(Data records)

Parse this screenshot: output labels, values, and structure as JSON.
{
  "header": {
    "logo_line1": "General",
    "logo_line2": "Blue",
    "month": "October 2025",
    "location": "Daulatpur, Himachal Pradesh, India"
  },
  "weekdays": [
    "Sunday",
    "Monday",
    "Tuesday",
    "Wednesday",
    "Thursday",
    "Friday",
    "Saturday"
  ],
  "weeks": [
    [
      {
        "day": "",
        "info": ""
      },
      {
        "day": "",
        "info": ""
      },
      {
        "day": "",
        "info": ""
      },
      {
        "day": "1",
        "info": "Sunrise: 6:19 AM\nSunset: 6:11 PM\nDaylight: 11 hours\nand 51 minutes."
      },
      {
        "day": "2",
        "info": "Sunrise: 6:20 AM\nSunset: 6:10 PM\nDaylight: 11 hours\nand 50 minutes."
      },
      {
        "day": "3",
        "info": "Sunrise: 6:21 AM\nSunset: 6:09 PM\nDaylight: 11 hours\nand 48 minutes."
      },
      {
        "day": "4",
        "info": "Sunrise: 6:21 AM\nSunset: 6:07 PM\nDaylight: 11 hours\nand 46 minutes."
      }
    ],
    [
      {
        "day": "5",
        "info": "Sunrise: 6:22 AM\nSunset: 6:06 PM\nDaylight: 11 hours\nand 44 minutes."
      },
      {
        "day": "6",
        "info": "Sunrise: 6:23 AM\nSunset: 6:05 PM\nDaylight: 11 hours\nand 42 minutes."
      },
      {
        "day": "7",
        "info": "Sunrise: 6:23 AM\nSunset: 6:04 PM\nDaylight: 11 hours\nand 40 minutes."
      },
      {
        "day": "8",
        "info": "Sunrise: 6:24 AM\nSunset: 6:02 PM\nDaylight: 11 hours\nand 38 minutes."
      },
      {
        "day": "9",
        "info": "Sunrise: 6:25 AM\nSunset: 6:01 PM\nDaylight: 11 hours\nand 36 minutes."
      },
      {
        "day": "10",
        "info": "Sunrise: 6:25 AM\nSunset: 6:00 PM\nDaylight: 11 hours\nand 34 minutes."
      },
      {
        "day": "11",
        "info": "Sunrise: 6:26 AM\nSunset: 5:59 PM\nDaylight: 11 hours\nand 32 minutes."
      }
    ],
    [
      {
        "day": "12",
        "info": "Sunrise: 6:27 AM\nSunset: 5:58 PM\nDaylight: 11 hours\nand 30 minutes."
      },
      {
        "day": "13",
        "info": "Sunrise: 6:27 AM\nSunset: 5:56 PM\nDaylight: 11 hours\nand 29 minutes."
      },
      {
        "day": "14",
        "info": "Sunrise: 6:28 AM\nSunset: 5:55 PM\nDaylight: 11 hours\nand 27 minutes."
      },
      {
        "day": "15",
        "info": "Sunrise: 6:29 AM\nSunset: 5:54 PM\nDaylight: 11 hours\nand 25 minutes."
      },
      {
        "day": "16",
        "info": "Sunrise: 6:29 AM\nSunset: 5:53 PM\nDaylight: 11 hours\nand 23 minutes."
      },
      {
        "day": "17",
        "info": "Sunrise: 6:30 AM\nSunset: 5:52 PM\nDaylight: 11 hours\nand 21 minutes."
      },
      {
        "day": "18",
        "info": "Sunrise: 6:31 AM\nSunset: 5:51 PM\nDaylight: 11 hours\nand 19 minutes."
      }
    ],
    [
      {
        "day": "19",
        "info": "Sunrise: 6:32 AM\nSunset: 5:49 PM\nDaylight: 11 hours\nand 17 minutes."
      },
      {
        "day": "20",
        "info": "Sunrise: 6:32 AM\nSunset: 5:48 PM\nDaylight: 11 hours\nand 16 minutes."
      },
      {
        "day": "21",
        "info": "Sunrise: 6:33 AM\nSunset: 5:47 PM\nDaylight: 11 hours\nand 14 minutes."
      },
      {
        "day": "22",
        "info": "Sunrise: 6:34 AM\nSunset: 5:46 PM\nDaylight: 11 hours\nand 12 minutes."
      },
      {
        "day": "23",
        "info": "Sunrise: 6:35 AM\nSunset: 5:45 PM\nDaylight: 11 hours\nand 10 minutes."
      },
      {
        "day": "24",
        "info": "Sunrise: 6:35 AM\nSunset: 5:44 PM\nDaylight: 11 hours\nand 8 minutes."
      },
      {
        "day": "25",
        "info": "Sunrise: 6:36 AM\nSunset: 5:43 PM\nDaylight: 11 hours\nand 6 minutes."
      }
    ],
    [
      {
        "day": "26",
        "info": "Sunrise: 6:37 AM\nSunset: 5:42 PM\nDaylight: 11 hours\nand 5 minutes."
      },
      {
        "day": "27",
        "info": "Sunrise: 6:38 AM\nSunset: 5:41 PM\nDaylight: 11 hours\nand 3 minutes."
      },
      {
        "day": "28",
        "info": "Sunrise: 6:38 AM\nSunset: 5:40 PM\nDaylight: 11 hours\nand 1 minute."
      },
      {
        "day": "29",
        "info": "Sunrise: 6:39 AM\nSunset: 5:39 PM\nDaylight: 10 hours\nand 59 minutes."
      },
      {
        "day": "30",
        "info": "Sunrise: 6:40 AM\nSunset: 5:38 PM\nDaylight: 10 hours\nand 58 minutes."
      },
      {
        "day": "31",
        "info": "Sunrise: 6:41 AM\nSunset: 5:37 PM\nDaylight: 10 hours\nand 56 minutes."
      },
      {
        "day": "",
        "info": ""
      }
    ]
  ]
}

WHAT IS REQUIRED:
Nothing should be left out: repeat all of the data exactly.

FINAL RESULT:
Parse this screenshot: output labels, values, and structure as JSON.
{
  "header": {
    "logo_line1": "General",
    "logo_line2": "Blue",
    "month": "October 2025",
    "location": "Daulatpur, Himachal Pradesh, India"
  },
  "weekdays": [
    "Sunday",
    "Monday",
    "Tuesday",
    "Wednesday",
    "Thursday",
    "Friday",
    "Saturday"
  ],
  "weeks": [
    [
      {
        "day": "",
        "info": ""
      },
      {
        "day": "",
        "info": ""
      },
      {
        "day": "",
        "info": ""
      },
      {
        "day": "1",
        "info": "Sunrise: 6:19 AM\nSunset: 6:11 PM\nDaylight: 11 hours\nand 51 minutes."
      },
      {
        "day": "2",
        "info": "Sunrise: 6:20 AM\nSunset: 6:10 PM\nDaylight: 11 hours\nand 50 minutes."
      },
      {
        "day": "3",
        "info": "Sunrise: 6:21 AM\nSunset: 6:09 PM\nDaylight: 11 hours\nand 48 minutes."
      },
      {
        "day": "4",
        "info": "Sunrise: 6:21 AM\nSunset: 6:07 PM\nDaylight: 11 hours\nand 46 minutes."
      }
    ],
    [
      {
        "day": "5",
        "info": "Sunrise: 6:22 AM\nSunset: 6:06 PM\nDaylight: 11 hours\nand 44 minutes."
      },
      {
        "day": "6",
        "info": "Sunrise: 6:23 AM\nSunset: 6:05 PM\nDaylight: 11 hours\nand 42 minutes."
      },
      {
        "day": "7",
        "info": "Sunrise: 6:23 AM\nSunset: 6:04 PM\nDaylight: 11 hours\nand 40 minutes."
      },
      {
        "day": "8",
        "info": "Sunrise: 6:24 AM\nSunset: 6:02 PM\nDaylight: 11 hours\nand 38 minutes."
      },
      {
        "day": "9",
        "info": "Sunrise: 6:25 AM\nSunset: 6:01 PM\nDaylight: 11 hours\nand 36 minutes."
      },
      {
        "day": "10",
        "info": "Sunrise: 6:25 AM\nSunset: 6:00 PM\nDaylight: 11 hours\nand 34 minutes."
      },
      {
        "day": "11",
        "info": "Sunrise: 6:26 AM\nSunset: 5:59 PM\nDaylight: 11 hours\nand 32 minutes."
      }
    ],
    [
      {
        "day": "12",
        "info": "Sunrise: 6:27 AM\nSunset: 5:58 PM\nDaylight: 11 hours\nand 30 minutes."
      },
      {
        "day": "13",
        "info": "Sunrise: 6:27 AM\nSunset: 5:56 PM\nDaylight: 11 hours\nand 29 minutes."
      },
      {
        "day": "14",
        "info": "Sunrise: 6:28 AM\nSunset: 5:55 PM\nDaylight: 11 hours\nand 27 minutes."
      },
      {
        "day": "15",
        "info": "Sunrise: 6:29 AM\nSunset: 5:54 PM\nDaylight: 11 hours\nand 25 minutes."
      },
      {
        "day": "16",
        "info": "Sunrise: 6:29 AM\nSunset: 5:53 PM\nDaylight: 11 hours\nand 23 minutes."
      },
      {
        "day": "17",
        "info": "Sunrise: 6:30 AM\nSunset: 5:52 PM\nDaylight: 11 hours\nand 21 minutes."
      },
      {
        "day": "18",
        "info": "Sunrise: 6:31 AM\nSunset: 5:51 PM\nDaylight: 11 hours\nand 19 minutes."
      }
    ],
    [
      {
        "day": "19",
        "info": "Sunrise: 6:32 AM\nSunset: 5:49 PM\nDaylight: 11 hours\nand 17 minutes."
      },
      {
        "day": "20",
        "info": "Sunrise: 6:32 AM\nSunset: 5:48 PM\nDaylight: 11 hours\nand 16 minutes."
      },
      {
        "day": "21",
        "info": "Sunrise: 6:33 AM\nSunset: 5:47 PM\nDaylight: 11 hours\nand 14 minutes."
      },
      {
        "day": "22",
        "info": "Sunrise: 6:34 AM\nSunset: 5:46 PM\nDaylight: 11 hours\nand 12 minutes."
      },
      {
        "day": "23",
        "info": "Sunrise: 6:35 AM\nSunset: 5:45 PM\nDaylight: 11 hours\nand 10 minutes."
      },
      {
        "day": "24",
        "info": "Sunrise: 6:35 AM\nSunset: 5:44 PM\nDaylight: 11 hours\nand 8 minutes."
      },
      {
        "day": "25",
        "info": "Sunrise: 6:36 AM\nSunset: 5:43 PM\nDaylight: 11 hours\nand 6 minutes."
      }
    ],
    [
      {
        "day": "26",
        "info": "Sunrise: 6:37 AM\nSunset: 5:42 PM\nDaylight: 11 hours\nand 5 minutes."
      },
      {
        "day": "27",
        "info": "Sunrise: 6:38 AM\nSunset: 5:41 PM\nDaylight: 11 hours\nand 3 minutes."
      },
      {
        "day": "28",
        "info": "Sunrise: 6:38 AM\nSunset: 5:40 PM\nDaylight: 11 hours\nand 1 minute."
      },
      {
        "day": "29",
        "info": "Sunrise: 6:39 AM\nSunset: 5:39 PM\nDaylight: 10 hours\nand 59 minutes."
      },
      {
        "day": "30",
        "info": "Sunrise: 6:40 AM\nSunset: 5:38 PM\nDaylight: 10 hours\nand 58 minutes."
      },
      {
        "day": "31",
        "info": "Sunrise: 6:41 AM\nSunset: 5:37 PM\nDaylight: 10 hours\nand 56 minutes."
      },
      {
        "day": "",
        "info": ""
      }
    ]
  ]
}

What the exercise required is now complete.